Start of Source data

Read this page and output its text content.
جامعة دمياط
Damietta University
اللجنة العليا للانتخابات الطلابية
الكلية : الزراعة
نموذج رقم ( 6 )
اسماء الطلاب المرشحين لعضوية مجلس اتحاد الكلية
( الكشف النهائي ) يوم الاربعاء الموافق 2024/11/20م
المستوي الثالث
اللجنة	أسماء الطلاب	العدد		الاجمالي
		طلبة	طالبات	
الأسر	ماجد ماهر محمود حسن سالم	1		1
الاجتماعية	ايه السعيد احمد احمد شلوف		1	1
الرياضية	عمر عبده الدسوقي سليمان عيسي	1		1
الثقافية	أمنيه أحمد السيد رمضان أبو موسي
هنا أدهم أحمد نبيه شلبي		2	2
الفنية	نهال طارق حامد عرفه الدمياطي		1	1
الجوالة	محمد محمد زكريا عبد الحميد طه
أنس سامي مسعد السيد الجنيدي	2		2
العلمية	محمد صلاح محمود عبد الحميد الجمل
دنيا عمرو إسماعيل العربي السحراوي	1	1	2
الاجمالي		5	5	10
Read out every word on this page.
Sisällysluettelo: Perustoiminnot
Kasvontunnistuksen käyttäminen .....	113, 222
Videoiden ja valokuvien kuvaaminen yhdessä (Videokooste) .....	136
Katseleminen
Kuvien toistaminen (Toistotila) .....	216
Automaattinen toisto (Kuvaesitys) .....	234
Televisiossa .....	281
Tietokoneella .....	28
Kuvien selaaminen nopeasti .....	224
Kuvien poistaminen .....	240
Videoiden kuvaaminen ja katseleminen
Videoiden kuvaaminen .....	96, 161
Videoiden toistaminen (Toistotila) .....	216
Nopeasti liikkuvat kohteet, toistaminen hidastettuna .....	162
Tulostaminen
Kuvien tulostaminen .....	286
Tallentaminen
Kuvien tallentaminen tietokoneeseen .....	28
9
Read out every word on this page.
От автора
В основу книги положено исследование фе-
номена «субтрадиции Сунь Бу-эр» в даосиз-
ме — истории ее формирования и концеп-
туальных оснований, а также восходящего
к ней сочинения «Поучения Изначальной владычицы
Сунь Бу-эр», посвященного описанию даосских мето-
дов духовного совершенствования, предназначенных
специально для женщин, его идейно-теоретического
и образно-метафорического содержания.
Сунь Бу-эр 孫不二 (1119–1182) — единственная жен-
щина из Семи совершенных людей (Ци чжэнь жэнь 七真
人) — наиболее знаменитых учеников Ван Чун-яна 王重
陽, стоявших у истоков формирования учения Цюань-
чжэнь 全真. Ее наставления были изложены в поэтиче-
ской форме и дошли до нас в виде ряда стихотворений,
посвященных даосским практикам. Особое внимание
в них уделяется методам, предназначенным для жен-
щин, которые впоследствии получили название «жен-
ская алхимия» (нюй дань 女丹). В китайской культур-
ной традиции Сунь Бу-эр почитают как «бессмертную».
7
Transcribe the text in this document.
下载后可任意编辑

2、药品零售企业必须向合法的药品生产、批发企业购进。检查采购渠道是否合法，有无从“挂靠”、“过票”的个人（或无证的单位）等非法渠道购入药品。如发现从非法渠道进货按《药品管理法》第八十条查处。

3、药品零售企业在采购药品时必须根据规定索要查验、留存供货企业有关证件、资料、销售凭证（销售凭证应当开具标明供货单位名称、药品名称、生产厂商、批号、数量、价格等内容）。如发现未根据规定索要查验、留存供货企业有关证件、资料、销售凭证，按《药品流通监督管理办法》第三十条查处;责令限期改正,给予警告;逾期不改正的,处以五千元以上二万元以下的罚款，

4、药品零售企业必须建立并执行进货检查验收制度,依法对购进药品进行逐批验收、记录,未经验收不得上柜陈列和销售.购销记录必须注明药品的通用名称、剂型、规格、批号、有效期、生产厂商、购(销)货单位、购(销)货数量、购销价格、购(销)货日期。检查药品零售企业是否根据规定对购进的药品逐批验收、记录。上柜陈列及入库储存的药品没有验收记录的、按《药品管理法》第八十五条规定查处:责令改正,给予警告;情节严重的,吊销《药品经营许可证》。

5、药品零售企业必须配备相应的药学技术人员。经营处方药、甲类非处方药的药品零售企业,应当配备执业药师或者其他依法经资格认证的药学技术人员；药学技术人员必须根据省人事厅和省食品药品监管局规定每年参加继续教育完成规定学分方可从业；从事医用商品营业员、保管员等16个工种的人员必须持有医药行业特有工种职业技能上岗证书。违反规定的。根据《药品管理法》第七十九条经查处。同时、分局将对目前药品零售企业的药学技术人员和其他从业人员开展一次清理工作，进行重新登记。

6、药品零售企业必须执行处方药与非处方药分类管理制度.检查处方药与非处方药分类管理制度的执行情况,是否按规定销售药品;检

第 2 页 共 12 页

End of Source data

_The request_: Return each line where "Videoiden" shows up.

_Reply_:
Videoiden ja valokuvien kuvaaminen yhdessä (Videokooste) .....	136
Videoiden kuvaaminen ja katseleminen
Videoiden kuvaaminen .....	96, 161
Videoiden toistaminen (Toistotila) .....	216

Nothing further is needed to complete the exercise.